* [WHAT TO WORK ON] Report each line of the data that includes the word "货位编号".

* [DATA LISTING]
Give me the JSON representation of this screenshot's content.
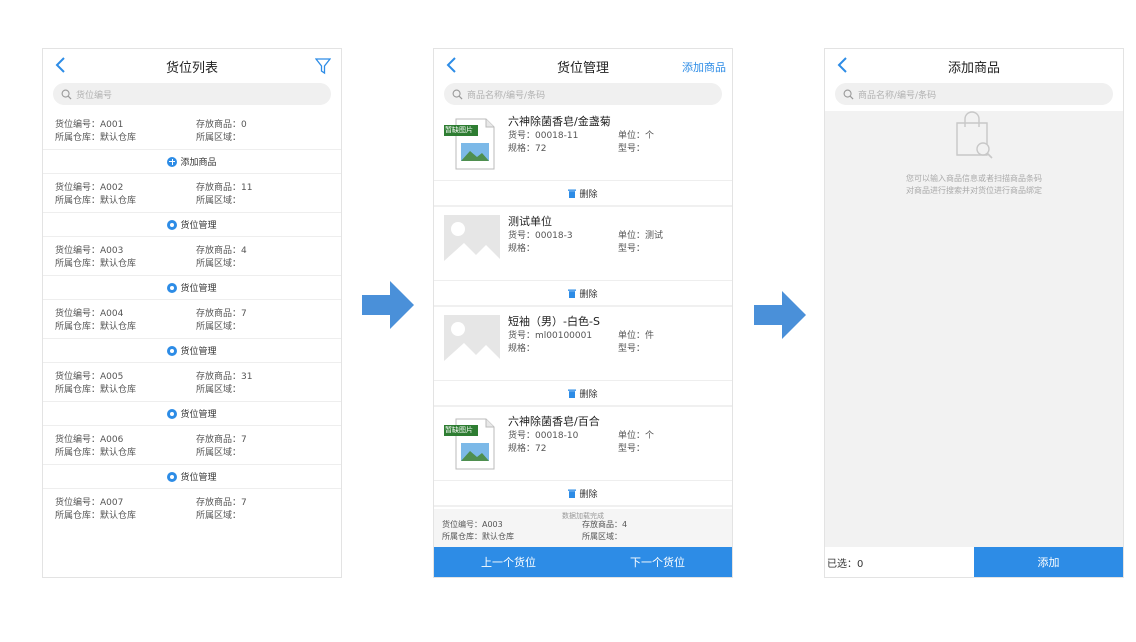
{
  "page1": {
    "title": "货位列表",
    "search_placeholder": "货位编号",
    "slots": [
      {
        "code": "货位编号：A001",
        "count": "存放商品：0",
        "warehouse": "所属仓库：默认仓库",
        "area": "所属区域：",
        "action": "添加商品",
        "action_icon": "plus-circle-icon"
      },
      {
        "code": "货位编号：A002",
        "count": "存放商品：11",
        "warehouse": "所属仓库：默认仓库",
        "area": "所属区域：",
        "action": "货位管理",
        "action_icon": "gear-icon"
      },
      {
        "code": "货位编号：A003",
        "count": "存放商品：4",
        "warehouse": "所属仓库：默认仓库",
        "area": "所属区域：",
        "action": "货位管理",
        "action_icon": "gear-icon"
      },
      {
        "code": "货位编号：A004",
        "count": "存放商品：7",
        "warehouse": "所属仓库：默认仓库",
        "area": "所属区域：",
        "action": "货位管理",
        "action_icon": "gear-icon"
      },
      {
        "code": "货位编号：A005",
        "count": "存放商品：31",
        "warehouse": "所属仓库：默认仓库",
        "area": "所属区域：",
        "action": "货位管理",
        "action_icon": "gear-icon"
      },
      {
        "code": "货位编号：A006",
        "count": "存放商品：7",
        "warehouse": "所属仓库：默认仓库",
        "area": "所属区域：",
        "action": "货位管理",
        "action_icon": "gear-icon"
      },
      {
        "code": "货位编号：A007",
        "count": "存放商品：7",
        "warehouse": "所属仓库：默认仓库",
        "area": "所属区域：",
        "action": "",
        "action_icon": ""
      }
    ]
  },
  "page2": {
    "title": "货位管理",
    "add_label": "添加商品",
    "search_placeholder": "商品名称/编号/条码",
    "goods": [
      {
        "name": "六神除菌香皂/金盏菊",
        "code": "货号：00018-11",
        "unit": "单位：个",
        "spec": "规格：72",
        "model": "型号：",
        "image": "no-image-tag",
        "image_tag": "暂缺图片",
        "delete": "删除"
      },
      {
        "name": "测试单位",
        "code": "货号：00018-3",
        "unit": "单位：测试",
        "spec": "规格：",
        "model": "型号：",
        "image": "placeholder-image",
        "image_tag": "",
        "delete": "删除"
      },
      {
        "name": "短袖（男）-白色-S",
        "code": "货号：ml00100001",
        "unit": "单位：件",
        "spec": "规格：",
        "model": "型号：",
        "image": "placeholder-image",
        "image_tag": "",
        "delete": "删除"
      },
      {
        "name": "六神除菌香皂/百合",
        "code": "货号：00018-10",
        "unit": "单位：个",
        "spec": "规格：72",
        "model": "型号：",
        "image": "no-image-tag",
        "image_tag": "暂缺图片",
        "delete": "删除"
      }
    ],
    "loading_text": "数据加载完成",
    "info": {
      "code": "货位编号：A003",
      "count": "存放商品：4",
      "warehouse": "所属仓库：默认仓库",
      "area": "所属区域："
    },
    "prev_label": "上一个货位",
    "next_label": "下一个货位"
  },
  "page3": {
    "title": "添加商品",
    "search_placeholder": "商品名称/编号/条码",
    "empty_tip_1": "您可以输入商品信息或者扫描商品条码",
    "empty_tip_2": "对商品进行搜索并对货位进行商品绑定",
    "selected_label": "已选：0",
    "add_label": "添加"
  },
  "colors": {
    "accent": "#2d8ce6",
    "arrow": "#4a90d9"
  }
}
==
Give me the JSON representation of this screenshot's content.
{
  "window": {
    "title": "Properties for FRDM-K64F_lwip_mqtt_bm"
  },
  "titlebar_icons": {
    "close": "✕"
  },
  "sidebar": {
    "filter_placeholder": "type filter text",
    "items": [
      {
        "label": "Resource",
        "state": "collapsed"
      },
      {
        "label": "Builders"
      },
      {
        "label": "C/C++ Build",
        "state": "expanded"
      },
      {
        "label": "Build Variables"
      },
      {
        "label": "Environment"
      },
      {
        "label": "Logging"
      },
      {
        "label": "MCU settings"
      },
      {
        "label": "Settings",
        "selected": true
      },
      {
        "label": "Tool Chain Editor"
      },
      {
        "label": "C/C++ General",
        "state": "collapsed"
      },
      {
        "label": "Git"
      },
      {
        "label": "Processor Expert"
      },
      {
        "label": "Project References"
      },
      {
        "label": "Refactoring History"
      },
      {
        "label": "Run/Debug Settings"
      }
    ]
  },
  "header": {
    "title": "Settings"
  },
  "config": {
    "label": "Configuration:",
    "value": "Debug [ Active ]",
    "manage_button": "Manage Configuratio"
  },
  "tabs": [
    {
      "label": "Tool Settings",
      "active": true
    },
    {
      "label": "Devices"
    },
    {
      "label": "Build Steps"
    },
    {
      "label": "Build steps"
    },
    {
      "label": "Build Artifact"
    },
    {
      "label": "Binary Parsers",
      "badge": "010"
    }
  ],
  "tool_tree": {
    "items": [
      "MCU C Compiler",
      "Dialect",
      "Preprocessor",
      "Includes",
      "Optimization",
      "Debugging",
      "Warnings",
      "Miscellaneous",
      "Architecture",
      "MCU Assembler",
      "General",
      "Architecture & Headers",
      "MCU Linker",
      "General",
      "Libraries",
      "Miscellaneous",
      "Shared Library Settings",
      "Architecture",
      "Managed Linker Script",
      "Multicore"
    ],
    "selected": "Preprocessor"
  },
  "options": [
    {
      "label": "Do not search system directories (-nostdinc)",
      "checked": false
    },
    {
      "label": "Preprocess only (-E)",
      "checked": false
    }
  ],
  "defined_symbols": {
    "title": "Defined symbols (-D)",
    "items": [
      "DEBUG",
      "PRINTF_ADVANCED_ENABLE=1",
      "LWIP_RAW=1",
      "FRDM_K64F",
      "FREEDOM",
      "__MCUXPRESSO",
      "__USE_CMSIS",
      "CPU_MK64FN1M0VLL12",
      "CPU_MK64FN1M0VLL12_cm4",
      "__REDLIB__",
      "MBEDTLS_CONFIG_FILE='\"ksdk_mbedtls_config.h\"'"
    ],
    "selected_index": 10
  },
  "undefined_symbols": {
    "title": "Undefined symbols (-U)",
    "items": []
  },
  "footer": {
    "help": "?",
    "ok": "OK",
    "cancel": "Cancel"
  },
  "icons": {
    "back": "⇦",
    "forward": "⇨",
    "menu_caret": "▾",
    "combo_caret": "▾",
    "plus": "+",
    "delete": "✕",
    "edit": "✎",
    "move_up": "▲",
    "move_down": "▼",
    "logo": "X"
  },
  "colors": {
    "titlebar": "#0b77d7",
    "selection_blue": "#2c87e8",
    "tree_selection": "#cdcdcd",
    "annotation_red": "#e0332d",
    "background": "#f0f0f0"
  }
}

* [TASK SOLUTION]
    "search_placeholder": "货位编号",
        "code": "货位编号：A001",
        "code": "货位编号：A002",
        "code": "货位编号：A003",
        "code": "货位编号：A004",
        "code": "货位编号：A005",
        "code": "货位编号：A006",
        "code": "货位编号：A007",
      "code": "货位编号：A003",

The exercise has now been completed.